_PROBLEM DESCRIPTION:_
Work out how many lines of the records contain "nous". Answer with the number and nothing else.

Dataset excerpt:
=-=-=
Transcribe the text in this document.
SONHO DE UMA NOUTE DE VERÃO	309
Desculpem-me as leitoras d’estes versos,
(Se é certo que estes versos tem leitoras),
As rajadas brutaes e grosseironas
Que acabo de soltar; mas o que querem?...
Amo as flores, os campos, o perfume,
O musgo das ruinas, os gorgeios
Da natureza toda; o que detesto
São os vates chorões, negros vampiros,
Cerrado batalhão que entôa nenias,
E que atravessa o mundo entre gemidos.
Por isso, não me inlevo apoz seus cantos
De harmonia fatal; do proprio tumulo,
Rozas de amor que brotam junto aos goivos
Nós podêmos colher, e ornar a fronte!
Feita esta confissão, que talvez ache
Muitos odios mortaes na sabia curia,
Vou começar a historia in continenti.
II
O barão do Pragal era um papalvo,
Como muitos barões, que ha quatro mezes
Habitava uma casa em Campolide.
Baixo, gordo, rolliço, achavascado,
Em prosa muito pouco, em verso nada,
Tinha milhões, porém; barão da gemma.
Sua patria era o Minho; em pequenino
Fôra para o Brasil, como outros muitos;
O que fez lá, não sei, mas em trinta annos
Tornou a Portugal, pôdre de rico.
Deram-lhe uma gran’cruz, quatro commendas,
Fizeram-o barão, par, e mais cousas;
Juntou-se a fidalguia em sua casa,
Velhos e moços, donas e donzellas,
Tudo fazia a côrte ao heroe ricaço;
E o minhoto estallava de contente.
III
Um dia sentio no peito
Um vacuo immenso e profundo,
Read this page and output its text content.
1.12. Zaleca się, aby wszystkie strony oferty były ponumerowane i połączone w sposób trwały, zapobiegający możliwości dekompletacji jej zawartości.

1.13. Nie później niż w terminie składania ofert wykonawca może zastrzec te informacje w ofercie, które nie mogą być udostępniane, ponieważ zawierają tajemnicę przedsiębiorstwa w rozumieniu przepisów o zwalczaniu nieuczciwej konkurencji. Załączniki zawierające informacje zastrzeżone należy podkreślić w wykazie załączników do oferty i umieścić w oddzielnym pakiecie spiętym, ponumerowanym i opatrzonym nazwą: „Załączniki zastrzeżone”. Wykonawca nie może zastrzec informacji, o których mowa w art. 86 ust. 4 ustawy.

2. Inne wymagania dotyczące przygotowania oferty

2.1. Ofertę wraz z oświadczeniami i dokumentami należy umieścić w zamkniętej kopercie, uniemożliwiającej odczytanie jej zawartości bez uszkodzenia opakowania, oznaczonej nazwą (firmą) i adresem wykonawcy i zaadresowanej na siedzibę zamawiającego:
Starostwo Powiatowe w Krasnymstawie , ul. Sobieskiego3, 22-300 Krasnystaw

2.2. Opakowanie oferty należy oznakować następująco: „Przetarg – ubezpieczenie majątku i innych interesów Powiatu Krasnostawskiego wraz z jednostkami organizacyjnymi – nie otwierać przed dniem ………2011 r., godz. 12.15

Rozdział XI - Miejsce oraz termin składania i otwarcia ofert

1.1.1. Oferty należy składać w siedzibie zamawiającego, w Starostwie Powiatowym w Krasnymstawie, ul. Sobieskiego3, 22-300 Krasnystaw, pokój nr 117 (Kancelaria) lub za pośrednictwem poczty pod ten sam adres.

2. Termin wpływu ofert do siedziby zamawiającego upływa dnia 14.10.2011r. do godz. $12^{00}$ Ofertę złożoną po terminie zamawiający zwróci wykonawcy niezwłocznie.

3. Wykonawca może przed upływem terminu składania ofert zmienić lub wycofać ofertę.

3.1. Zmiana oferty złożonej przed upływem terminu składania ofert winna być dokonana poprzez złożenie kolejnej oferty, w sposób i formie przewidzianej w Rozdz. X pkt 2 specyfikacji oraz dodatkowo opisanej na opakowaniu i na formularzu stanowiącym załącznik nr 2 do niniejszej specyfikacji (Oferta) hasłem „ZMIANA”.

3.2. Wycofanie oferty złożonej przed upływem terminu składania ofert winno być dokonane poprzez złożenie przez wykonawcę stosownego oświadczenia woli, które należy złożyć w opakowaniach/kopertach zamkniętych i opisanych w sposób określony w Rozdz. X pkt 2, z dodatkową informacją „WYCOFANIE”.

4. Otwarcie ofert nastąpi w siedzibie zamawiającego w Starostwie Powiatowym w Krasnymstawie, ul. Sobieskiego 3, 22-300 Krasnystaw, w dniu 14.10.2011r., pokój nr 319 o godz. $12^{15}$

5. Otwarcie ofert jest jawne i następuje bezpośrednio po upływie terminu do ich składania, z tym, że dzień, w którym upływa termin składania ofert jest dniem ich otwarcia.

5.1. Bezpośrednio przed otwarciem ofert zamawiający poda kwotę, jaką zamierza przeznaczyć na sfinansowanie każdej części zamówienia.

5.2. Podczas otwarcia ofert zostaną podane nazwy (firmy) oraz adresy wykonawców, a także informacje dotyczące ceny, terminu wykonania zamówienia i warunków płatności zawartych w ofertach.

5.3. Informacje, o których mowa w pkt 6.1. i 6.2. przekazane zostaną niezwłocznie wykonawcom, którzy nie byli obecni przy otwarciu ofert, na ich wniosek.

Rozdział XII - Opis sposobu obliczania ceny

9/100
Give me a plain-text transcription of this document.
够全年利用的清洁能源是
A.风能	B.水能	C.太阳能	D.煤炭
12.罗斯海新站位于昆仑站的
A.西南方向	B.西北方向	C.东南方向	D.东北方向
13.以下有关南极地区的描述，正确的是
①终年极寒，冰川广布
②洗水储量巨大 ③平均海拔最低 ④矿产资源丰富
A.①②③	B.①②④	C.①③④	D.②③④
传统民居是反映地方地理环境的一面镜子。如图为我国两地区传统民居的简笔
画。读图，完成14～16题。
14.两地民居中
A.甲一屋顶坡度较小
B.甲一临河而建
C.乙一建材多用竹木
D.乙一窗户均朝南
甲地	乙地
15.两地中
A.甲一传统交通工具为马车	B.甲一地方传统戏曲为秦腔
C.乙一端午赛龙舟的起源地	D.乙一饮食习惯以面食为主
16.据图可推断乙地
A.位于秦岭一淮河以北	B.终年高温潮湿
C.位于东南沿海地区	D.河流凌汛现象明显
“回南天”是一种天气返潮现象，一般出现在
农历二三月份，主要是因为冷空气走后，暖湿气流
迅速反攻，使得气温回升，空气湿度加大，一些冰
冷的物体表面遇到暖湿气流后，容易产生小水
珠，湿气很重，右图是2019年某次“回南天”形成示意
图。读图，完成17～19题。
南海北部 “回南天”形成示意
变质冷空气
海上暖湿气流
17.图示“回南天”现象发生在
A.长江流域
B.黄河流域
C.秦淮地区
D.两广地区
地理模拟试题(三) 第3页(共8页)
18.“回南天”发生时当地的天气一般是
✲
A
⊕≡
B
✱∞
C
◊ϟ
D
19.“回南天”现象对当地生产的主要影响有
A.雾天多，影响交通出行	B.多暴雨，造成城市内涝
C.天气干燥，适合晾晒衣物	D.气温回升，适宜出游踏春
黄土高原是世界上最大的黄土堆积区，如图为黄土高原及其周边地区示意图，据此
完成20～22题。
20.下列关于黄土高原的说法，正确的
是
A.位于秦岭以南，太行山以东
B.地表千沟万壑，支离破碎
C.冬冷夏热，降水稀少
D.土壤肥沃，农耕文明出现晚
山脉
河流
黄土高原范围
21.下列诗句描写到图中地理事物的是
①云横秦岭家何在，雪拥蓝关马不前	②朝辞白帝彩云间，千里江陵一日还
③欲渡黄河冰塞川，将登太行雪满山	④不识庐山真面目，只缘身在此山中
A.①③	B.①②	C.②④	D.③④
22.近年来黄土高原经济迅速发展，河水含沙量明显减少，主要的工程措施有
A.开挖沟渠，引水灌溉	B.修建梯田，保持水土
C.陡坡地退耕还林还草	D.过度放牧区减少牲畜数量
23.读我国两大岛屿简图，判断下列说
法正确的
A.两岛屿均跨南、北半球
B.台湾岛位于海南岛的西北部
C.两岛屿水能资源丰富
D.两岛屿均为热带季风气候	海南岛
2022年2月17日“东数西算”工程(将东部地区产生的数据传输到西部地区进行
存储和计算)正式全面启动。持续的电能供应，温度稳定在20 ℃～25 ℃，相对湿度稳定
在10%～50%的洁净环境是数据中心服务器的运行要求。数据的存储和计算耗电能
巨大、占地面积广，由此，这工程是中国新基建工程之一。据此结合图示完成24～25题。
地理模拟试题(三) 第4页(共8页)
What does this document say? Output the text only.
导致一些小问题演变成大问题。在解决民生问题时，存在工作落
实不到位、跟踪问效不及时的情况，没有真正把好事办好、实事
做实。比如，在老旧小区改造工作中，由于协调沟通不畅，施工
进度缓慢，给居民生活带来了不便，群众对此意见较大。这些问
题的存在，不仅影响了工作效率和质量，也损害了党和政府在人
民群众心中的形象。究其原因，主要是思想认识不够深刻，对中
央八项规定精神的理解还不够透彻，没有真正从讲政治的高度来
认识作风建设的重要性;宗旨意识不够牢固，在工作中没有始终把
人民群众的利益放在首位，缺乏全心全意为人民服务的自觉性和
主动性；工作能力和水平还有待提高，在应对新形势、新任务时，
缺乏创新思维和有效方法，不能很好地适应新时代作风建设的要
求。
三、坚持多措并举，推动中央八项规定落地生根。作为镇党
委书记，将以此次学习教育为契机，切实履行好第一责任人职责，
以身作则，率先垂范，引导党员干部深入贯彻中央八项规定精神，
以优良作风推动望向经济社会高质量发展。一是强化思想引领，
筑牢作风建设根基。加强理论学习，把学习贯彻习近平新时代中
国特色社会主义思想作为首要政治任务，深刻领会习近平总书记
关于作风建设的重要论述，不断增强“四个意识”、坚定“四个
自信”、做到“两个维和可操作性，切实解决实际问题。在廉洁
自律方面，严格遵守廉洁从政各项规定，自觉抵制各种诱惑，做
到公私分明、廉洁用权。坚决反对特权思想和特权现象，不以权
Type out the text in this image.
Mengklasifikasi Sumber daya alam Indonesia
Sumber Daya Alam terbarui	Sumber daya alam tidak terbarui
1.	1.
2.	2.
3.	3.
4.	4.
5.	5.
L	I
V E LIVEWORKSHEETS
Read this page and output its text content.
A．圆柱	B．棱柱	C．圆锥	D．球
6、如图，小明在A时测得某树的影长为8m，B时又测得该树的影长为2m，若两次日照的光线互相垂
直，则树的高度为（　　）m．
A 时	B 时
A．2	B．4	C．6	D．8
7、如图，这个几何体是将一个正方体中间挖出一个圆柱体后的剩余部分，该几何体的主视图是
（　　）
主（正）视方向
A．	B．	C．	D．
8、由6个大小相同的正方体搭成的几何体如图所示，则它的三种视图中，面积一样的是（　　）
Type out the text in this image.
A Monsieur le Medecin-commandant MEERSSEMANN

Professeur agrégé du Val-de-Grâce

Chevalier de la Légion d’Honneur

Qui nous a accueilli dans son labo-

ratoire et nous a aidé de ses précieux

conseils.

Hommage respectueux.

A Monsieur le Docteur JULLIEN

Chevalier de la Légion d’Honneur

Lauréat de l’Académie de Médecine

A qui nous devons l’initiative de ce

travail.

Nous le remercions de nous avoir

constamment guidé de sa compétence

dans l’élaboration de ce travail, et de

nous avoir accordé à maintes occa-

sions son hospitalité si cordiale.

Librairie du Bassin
=-=-=
_SOLUTION BELOW:_
5